▶ WHAT THIS TASK INVOLVES: Restate the whole of the material. Keep every word, and drop the pictures.

▶ DATASET EXCERPTS:
-*-
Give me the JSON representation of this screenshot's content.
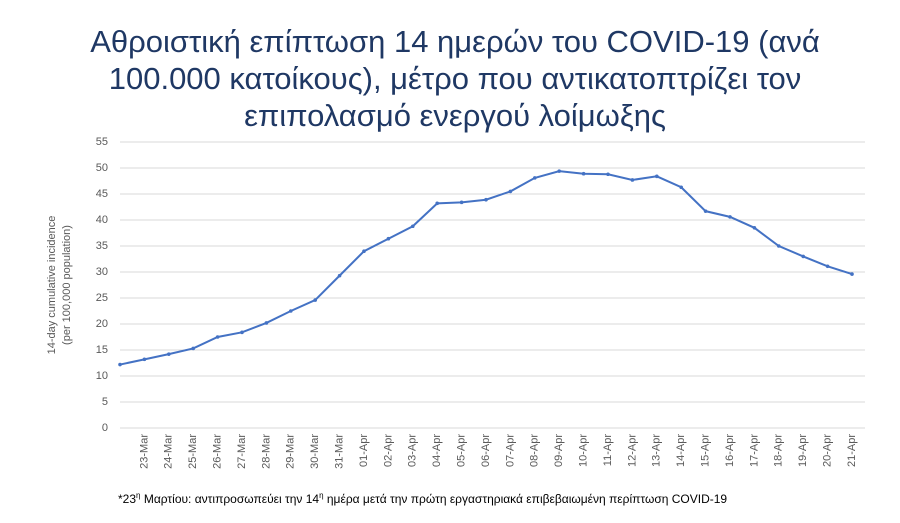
{
  "chart_data": {
    "type": "line",
    "title": [
      "Αθροιστική επίπτωση 14 ημερών του COVID-19 (ανά",
      "100.000 κατοίκους), μέτρο που αντικατοπτρίζει τον",
      "επιπολασμό ενεργού λοίμωξης"
    ],
    "ylabel": [
      "14-day cumulative incidence",
      "(per 100,000 population)"
    ],
    "footnote": [
      "*23",
      "η",
      " Μαρτίου: αντιπροσωπεύει την 14",
      "η",
      " ημέρα μετά την πρώτη εργαστηριακά επιβεβαιωμένη περίπτωση COVID-19"
    ],
    "categories": [
      null,
      "23-Mar",
      "24-Mar",
      "25-Mar",
      "26-Mar",
      "27-Mar",
      "28-Mar",
      "29-Mar",
      "30-Mar",
      "31-Mar",
      "01-Apr",
      "02-Apr",
      "03-Apr",
      "04-Apr",
      "05-Apr",
      "06-Apr",
      "07-Apr",
      "08-Apr",
      "09-Apr",
      "10-Apr",
      "11-Apr",
      "12-Apr",
      "13-Apr",
      "14-Apr",
      "15-Apr",
      "16-Apr",
      "17-Apr",
      "18-Apr",
      "19-Apr",
      "20-Apr",
      "21-Apr"
    ],
    "series": [
      {
        "name": "14-day cumulative incidence",
        "color": "#4472c4",
        "values": [
          12.2,
          13.2,
          14.2,
          15.3,
          17.5,
          18.4,
          20.2,
          22.5,
          24.6,
          29.3,
          34,
          36.4,
          38.8,
          43.2,
          43.4,
          43.9,
          45.5,
          48.1,
          49.4,
          48.9,
          48.8,
          47.7,
          48.4,
          46.3,
          41.7,
          40.6,
          38.5,
          35,
          33,
          31.1,
          29.6
        ]
      }
    ],
    "ylim": [
      0,
      55
    ],
    "yticks": [
      0,
      5,
      10,
      15,
      20,
      25,
      30,
      35,
      40,
      45,
      50,
      55
    ],
    "grid": true
  }
}
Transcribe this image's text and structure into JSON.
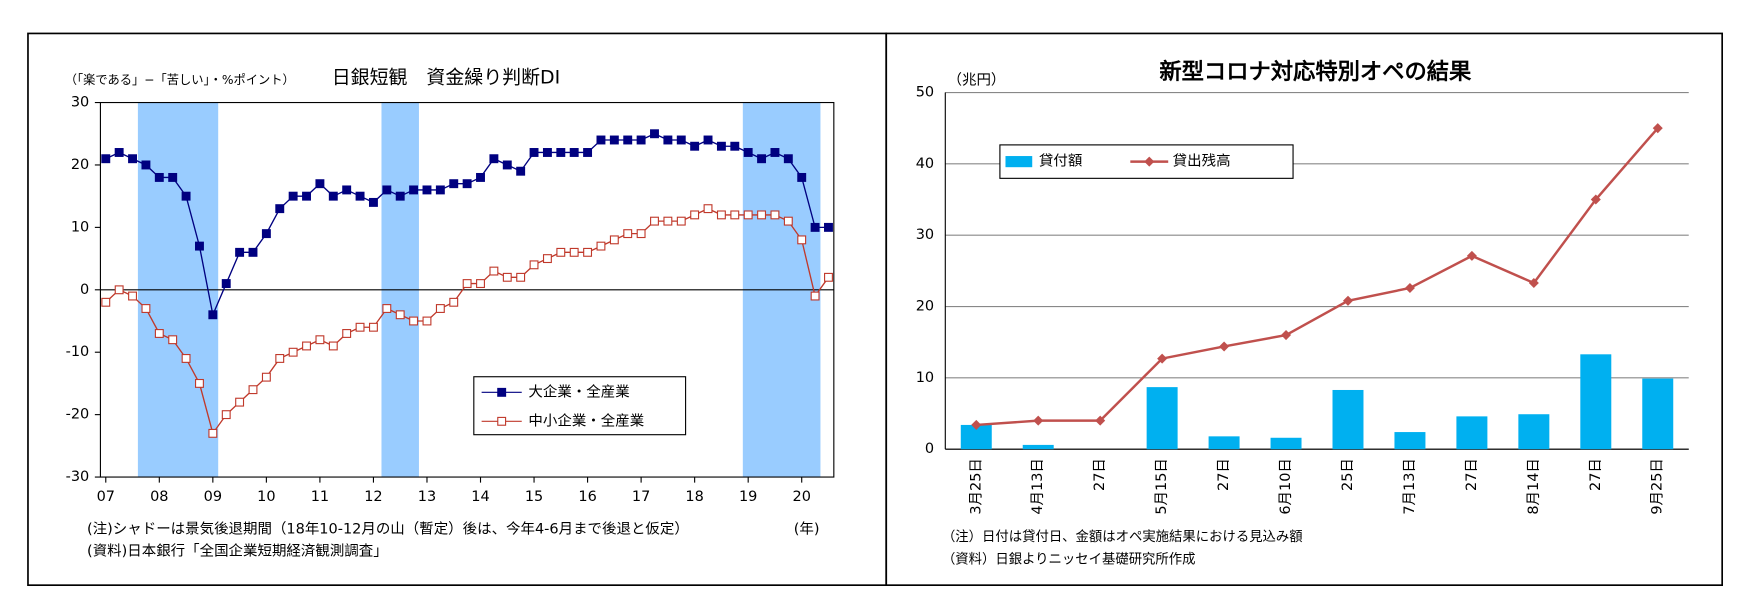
{
  "chart_data": [
    {
      "type": "line",
      "title": "日銀短観　資金繰り判断DI",
      "y_label": "（「楽である」−「苦しい」・%ポイント）",
      "x_label": "(年)",
      "notes": [
        "(注)シャドーは景気後退期間（18年10-12月の山（暫定）後は、今年4-6月まで後退と仮定）",
        "(資料)日本銀行「全国企業短期経済観測調査」"
      ],
      "x": [
        2007,
        2007.25,
        2007.5,
        2007.75,
        2008,
        2008.25,
        2008.5,
        2008.75,
        2009,
        2009.25,
        2009.5,
        2009.75,
        2010,
        2010.25,
        2010.5,
        2010.75,
        2011,
        2011.25,
        2011.5,
        2011.75,
        2012,
        2012.25,
        2012.5,
        2012.75,
        2013,
        2013.25,
        2013.5,
        2013.75,
        2014,
        2014.25,
        2014.5,
        2014.75,
        2015,
        2015.25,
        2015.5,
        2015.75,
        2016,
        2016.25,
        2016.5,
        2016.75,
        2017,
        2017.25,
        2017.5,
        2017.75,
        2018,
        2018.25,
        2018.5,
        2018.75,
        2019,
        2019.25,
        2019.5,
        2019.75,
        2020,
        2020.25,
        2020.5
      ],
      "series": [
        {
          "name": "大企業・全産業",
          "color": "#000080",
          "marker": "filled",
          "values": [
            21,
            22,
            21,
            20,
            18,
            18,
            15,
            7,
            -4,
            1,
            6,
            6,
            9,
            13,
            15,
            15,
            17,
            15,
            16,
            15,
            14,
            16,
            15,
            16,
            16,
            16,
            17,
            17,
            18,
            21,
            20,
            19,
            22,
            22,
            22,
            22,
            22,
            24,
            24,
            24,
            24,
            25,
            24,
            24,
            23,
            24,
            23,
            23,
            22,
            21,
            22,
            21,
            18,
            10,
            10
          ]
        },
        {
          "name": "中小企業・全産業",
          "color": "#c0392b",
          "marker": "open",
          "values": [
            -2,
            0,
            -1,
            -3,
            -7,
            -8,
            -11,
            -15,
            -23,
            -20,
            -18,
            -16,
            -14,
            -11,
            -10,
            -9,
            -8,
            -9,
            -7,
            -6,
            -6,
            -3,
            -4,
            -5,
            -5,
            -3,
            -2,
            1,
            1,
            3,
            2,
            2,
            4,
            5,
            6,
            6,
            6,
            7,
            8,
            9,
            9,
            11,
            11,
            11,
            12,
            13,
            12,
            12,
            12,
            12,
            12,
            11,
            8,
            -1,
            2
          ]
        }
      ],
      "shading": [
        [
          2007.6,
          2009.1
        ],
        [
          2012.15,
          2012.85
        ],
        [
          2018.9,
          2020.35
        ]
      ],
      "shading_color": "#99ccff",
      "xlim": [
        2006.9,
        2020.6
      ],
      "xticks": [
        {
          "value": 2007,
          "label": "07"
        },
        {
          "value": 2008,
          "label": "08"
        },
        {
          "value": 2009,
          "label": "09"
        },
        {
          "value": 2010,
          "label": "10"
        },
        {
          "value": 2011,
          "label": "11"
        },
        {
          "value": 2012,
          "label": "12"
        },
        {
          "value": 2013,
          "label": "13"
        },
        {
          "value": 2014,
          "label": "14"
        },
        {
          "value": 2015,
          "label": "15"
        },
        {
          "value": 2016,
          "label": "16"
        },
        {
          "value": 2017,
          "label": "17"
        },
        {
          "value": 2018,
          "label": "18"
        },
        {
          "value": 2019,
          "label": "19"
        },
        {
          "value": 2020,
          "label": "20"
        }
      ],
      "ylim": [
        -30,
        30
      ],
      "yticks": [
        -30,
        -20,
        -10,
        0,
        10,
        20,
        30
      ],
      "grid": false,
      "legend": "lower-right"
    },
    {
      "type": "combo",
      "title": "新型コロナ対応特別オペの結果",
      "y_label": "（兆円）",
      "notes": [
        "（注）日付は貸付日、金額はオペ実施結果における見込み額",
        "（資料）日銀よりニッセイ基礎研究所作成"
      ],
      "categories": [
        "3月25日",
        "4月13日",
        "27日",
        "5月15日",
        "27日",
        "6月10日",
        "25日",
        "7月13日",
        "27日",
        "8月14日",
        "27日",
        "9月25日"
      ],
      "series": [
        {
          "name": "貸付額",
          "type": "bar",
          "color": "#00b0f0",
          "values": [
            3.4,
            0.6,
            0,
            8.7,
            1.8,
            1.6,
            8.3,
            2.4,
            4.6,
            4.9,
            13.3,
            9.9
          ]
        },
        {
          "name": "貸出残高",
          "type": "line",
          "color": "#c0504d",
          "values": [
            3.4,
            4.0,
            4.0,
            12.7,
            14.4,
            16.0,
            20.8,
            22.6,
            27.1,
            23.3,
            35.0,
            45.0
          ]
        }
      ],
      "ylim": [
        0,
        50
      ],
      "yticks": [
        0,
        10,
        20,
        30,
        40,
        50
      ],
      "grid": true,
      "legend": "upper-left"
    }
  ]
}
-*-
▶ PROBLEM SOLUTION:
Give me the JSON representation of this screenshot's content.
{
  "chart_data": {
    "type": "line",
    "title": [
      "Αθροιστική επίπτωση 14 ημερών του COVID-19 (ανά",
      "100.000 κατοίκους), μέτρο που αντικατοπτρίζει τον",
      "επιπολασμό ενεργού λοίμωξης"
    ],
    "ylabel": [
      "14-day cumulative incidence",
      "(per 100,000 population)"
    ],
    "footnote": [
      "*23",
      "η",
      " Μαρτίου: αντιπροσωπεύει την 14",
      "η",
      " ημέρα μετά την πρώτη εργαστηριακά επιβεβαιωμένη περίπτωση COVID-19"
    ],
    "categories": [
      null,
      "23-Mar",
      "24-Mar",
      "25-Mar",
      "26-Mar",
      "27-Mar",
      "28-Mar",
      "29-Mar",
      "30-Mar",
      "31-Mar",
      "01-Apr",
      "02-Apr",
      "03-Apr",
      "04-Apr",
      "05-Apr",
      "06-Apr",
      "07-Apr",
      "08-Apr",
      "09-Apr",
      "10-Apr",
      "11-Apr",
      "12-Apr",
      "13-Apr",
      "14-Apr",
      "15-Apr",
      "16-Apr",
      "17-Apr",
      "18-Apr",
      "19-Apr",
      "20-Apr",
      "21-Apr"
    ],
    "series": [
      {
        "name": "14-day cumulative incidence",
        "color": "#4472c4",
        "values": [
          12.2,
          13.2,
          14.2,
          15.3,
          17.5,
          18.4,
          20.2,
          22.5,
          24.6,
          29.3,
          34,
          36.4,
          38.8,
          43.2,
          43.4,
          43.9,
          45.5,
          48.1,
          49.4,
          48.9,
          48.8,
          47.7,
          48.4,
          46.3,
          41.7,
          40.6,
          38.5,
          35,
          33,
          31.1,
          29.6
        ]
      }
    ],
    "ylim": [
      0,
      55
    ],
    "yticks": [
      0,
      5,
      10,
      15,
      20,
      25,
      30,
      35,
      40,
      45,
      50,
      55
    ],
    "grid": true
  }
}
Transcribe this image's text and structure into JSON.
{
  "chart_data": [
    {
      "type": "line",
      "title": "日銀短観　資金繰り判断DI",
      "y_label": "（「楽である」−「苦しい」・%ポイント）",
      "x_label": "(年)",
      "notes": [
        "(注)シャドーは景気後退期間（18年10-12月の山（暫定）後は、今年4-6月まで後退と仮定）",
        "(資料)日本銀行「全国企業短期経済観測調査」"
      ],
      "x": [
        2007,
        2007.25,
        2007.5,
        2007.75,
        2008,
        2008.25,
        2008.5,
        2008.75,
        2009,
        2009.25,
        2009.5,
        2009.75,
        2010,
        2010.25,
        2010.5,
        2010.75,
        2011,
        2011.25,
        2011.5,
        2011.75,
        2012,
        2012.25,
        2012.5,
        2012.75,
        2013,
        2013.25,
        2013.5,
        2013.75,
        2014,
        2014.25,
        2014.5,
        2014.75,
        2015,
        2015.25,
        2015.5,
        2015.75,
        2016,
        2016.25,
        2016.5,
        2016.75,
        2017,
        2017.25,
        2017.5,
        2017.75,
        2018,
        2018.25,
        2018.5,
        2018.75,
        2019,
        2019.25,
        2019.5,
        2019.75,
        2020,
        2020.25,
        2020.5
      ],
      "series": [
        {
          "name": "大企業・全産業",
          "color": "#000080",
          "marker": "filled",
          "values": [
            21,
            22,
            21,
            20,
            18,
            18,
            15,
            7,
            -4,
            1,
            6,
            6,
            9,
            13,
            15,
            15,
            17,
            15,
            16,
            15,
            14,
            16,
            15,
            16,
            16,
            16,
            17,
            17,
            18,
            21,
            20,
            19,
            22,
            22,
            22,
            22,
            22,
            24,
            24,
            24,
            24,
            25,
            24,
            24,
            23,
            24,
            23,
            23,
            22,
            21,
            22,
            21,
            18,
            10,
            10
          ]
        },
        {
          "name": "中小企業・全産業",
          "color": "#c0392b",
          "marker": "open",
          "values": [
            -2,
            0,
            -1,
            -3,
            -7,
            -8,
            -11,
            -15,
            -23,
            -20,
            -18,
            -16,
            -14,
            -11,
            -10,
            -9,
            -8,
            -9,
            -7,
            -6,
            -6,
            -3,
            -4,
            -5,
            -5,
            -3,
            -2,
            1,
            1,
            3,
            2,
            2,
            4,
            5,
            6,
            6,
            6,
            7,
            8,
            9,
            9,
            11,
            11,
            11,
            12,
            13,
            12,
            12,
            12,
            12,
            12,
            11,
            8,
            -1,
            2
          ]
        }
      ],
      "shading": [
        [
          2007.6,
          2009.1
        ],
        [
          2012.15,
          2012.85
        ],
        [
          2018.9,
          2020.35
        ]
      ],
      "shading_color": "#99ccff",
      "xlim": [
        2006.9,
        2020.6
      ],
      "xticks": [
        {
          "value": 2007,
          "label": "07"
        },
        {
          "value": 2008,
          "label": "08"
        },
        {
          "value": 2009,
          "label": "09"
        },
        {
          "value": 2010,
          "label": "10"
        },
        {
          "value": 2011,
          "label": "11"
        },
        {
          "value": 2012,
          "label": "12"
        },
        {
          "value": 2013,
          "label": "13"
        },
        {
          "value": 2014,
          "label": "14"
        },
        {
          "value": 2015,
          "label": "15"
        },
        {
          "value": 2016,
          "label": "16"
        },
        {
          "value": 2017,
          "label": "17"
        },
        {
          "value": 2018,
          "label": "18"
        },
        {
          "value": 2019,
          "label": "19"
        },
        {
          "value": 2020,
          "label": "20"
        }
      ],
      "ylim": [
        -30,
        30
      ],
      "yticks": [
        -30,
        -20,
        -10,
        0,
        10,
        20,
        30
      ],
      "grid": false,
      "legend": "lower-right"
    },
    {
      "type": "combo",
      "title": "新型コロナ対応特別オペの結果",
      "y_label": "（兆円）",
      "notes": [
        "（注）日付は貸付日、金額はオペ実施結果における見込み額",
        "（資料）日銀よりニッセイ基礎研究所作成"
      ],
      "categories": [
        "3月25日",
        "4月13日",
        "27日",
        "5月15日",
        "27日",
        "6月10日",
        "25日",
        "7月13日",
        "27日",
        "8月14日",
        "27日",
        "9月25日"
      ],
      "series": [
        {
          "name": "貸付額",
          "type": "bar",
          "color": "#00b0f0",
          "values": [
            3.4,
            0.6,
            0,
            8.7,
            1.8,
            1.6,
            8.3,
            2.4,
            4.6,
            4.9,
            13.3,
            9.9
          ]
        },
        {
          "name": "貸出残高",
          "type": "line",
          "color": "#c0504d",
          "values": [
            3.4,
            4.0,
            4.0,
            12.7,
            14.4,
            16.0,
            20.8,
            22.6,
            27.1,
            23.3,
            35.0,
            45.0
          ]
        }
      ],
      "ylim": [
        0,
        50
      ],
      "yticks": [
        0,
        10,
        20,
        30,
        40,
        50
      ],
      "grid": true,
      "legend": "upper-left"
    }
  ]
}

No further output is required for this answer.